▶ **WHAT TO WORK ON**: Filter the entries, keeping every line with the word "JSON".

▶ **DATA SUPPLIED**:
┌──
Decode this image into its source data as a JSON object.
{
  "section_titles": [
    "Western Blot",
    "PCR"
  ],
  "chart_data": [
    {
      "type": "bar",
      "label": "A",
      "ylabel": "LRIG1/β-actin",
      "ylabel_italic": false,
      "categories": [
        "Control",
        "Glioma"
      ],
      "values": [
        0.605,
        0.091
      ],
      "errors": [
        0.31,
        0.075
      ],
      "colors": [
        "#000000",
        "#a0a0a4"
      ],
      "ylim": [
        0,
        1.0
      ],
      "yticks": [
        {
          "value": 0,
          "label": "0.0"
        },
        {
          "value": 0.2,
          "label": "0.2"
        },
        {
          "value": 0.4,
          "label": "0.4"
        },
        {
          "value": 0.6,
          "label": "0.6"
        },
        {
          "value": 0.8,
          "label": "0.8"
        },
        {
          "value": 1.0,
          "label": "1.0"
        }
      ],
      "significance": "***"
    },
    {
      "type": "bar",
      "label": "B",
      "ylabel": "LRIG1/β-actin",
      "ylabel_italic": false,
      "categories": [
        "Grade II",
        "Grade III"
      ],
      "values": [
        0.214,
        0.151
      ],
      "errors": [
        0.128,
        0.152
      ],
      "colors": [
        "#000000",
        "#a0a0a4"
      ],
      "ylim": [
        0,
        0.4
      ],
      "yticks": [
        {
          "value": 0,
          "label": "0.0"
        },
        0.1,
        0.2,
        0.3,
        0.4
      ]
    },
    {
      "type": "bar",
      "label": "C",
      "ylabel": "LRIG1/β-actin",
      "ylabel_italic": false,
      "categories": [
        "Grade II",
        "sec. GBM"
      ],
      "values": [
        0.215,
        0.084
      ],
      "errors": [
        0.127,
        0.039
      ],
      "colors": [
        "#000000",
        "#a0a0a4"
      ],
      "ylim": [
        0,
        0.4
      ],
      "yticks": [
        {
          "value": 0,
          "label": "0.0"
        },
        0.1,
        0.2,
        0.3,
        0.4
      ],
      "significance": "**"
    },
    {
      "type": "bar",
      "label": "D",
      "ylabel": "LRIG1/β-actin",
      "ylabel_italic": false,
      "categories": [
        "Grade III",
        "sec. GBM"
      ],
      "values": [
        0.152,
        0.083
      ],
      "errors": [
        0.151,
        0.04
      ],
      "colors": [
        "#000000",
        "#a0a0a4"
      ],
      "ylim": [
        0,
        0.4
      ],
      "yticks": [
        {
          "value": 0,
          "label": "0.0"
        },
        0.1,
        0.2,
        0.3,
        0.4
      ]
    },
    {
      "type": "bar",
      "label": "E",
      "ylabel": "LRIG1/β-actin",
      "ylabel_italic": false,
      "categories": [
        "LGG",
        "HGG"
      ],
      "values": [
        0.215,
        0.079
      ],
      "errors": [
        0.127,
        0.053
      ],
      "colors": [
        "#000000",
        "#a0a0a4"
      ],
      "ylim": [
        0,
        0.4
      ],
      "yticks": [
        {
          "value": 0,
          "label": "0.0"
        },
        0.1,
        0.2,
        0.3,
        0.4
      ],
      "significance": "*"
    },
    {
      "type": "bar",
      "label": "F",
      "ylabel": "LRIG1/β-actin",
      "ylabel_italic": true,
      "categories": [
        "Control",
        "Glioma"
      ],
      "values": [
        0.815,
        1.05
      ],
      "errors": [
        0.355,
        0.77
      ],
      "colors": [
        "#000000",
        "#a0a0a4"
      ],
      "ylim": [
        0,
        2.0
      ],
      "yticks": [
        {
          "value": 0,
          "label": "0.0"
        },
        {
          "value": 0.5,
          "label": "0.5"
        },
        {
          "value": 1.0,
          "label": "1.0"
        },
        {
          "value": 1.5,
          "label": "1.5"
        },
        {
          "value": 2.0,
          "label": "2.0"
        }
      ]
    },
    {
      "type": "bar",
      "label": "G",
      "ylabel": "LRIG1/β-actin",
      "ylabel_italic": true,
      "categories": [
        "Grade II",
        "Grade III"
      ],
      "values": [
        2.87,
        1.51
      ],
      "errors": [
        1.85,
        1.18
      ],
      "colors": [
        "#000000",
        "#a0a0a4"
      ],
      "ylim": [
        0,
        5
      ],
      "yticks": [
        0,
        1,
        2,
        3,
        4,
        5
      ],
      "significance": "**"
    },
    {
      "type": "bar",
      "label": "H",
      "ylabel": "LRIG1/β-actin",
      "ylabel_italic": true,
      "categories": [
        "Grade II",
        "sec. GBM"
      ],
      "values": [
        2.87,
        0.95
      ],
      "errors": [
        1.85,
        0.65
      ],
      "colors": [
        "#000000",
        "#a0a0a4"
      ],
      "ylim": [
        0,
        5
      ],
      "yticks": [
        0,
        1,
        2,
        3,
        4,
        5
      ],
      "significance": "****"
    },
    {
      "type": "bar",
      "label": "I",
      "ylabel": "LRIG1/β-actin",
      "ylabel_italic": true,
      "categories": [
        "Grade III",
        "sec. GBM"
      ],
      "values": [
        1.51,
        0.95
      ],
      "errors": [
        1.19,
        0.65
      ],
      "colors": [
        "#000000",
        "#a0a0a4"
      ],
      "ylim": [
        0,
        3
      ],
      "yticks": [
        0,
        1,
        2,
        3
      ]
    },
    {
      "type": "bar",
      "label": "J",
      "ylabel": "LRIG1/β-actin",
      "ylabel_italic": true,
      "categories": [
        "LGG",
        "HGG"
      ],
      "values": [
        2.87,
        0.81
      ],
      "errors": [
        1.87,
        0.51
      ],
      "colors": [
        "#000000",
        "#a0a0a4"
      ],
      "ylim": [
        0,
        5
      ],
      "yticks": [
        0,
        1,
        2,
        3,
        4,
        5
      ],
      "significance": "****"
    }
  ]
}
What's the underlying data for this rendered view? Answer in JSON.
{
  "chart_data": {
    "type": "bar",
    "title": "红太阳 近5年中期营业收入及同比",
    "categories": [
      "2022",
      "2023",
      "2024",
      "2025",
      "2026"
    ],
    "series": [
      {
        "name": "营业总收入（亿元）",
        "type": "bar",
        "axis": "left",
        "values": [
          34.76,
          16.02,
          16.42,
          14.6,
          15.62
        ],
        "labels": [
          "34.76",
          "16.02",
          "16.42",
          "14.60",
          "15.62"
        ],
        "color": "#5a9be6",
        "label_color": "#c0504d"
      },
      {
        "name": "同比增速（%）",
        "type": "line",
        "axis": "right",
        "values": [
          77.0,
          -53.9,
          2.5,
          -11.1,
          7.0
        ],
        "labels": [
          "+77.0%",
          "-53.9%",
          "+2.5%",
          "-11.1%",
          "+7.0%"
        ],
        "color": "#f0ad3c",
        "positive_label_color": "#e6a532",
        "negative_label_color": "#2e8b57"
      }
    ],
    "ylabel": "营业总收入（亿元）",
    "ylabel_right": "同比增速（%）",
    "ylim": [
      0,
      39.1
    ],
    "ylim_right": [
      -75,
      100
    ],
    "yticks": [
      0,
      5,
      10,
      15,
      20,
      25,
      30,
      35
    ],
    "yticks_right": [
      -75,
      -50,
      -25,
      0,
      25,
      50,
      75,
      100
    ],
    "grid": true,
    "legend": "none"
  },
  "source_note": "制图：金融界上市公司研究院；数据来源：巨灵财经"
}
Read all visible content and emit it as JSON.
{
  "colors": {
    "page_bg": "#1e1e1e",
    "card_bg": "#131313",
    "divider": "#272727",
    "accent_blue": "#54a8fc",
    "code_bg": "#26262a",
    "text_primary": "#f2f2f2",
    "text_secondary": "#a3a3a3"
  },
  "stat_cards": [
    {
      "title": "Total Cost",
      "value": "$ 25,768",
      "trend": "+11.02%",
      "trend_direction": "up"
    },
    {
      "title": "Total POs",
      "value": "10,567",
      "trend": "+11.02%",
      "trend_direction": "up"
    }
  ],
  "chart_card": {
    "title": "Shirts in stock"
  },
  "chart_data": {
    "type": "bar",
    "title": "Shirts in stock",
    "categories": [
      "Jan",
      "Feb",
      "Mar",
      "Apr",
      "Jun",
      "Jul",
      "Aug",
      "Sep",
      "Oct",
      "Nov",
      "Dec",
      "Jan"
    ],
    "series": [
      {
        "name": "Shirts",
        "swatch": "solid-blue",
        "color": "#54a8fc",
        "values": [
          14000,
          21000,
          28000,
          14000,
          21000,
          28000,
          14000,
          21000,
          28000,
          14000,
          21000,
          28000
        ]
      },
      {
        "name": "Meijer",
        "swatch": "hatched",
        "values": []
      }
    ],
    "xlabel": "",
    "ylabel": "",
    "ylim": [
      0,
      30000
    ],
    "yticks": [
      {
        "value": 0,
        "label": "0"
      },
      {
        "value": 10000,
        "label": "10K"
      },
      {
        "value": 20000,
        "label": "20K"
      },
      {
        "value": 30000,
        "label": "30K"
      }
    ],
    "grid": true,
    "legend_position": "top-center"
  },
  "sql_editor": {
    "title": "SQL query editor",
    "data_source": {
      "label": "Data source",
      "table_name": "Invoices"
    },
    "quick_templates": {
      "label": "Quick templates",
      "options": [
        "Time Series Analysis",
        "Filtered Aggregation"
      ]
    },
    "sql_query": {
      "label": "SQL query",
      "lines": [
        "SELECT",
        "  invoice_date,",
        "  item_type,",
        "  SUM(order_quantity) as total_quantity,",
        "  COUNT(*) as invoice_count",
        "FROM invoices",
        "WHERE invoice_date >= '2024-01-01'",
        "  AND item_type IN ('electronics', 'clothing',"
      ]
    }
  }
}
└──
▶ **TASK RESULT**:
Decode this image into its source data as a JSON object.
What's the underlying data for this rendered view? Answer in JSON.
Read all visible content and emit it as JSON.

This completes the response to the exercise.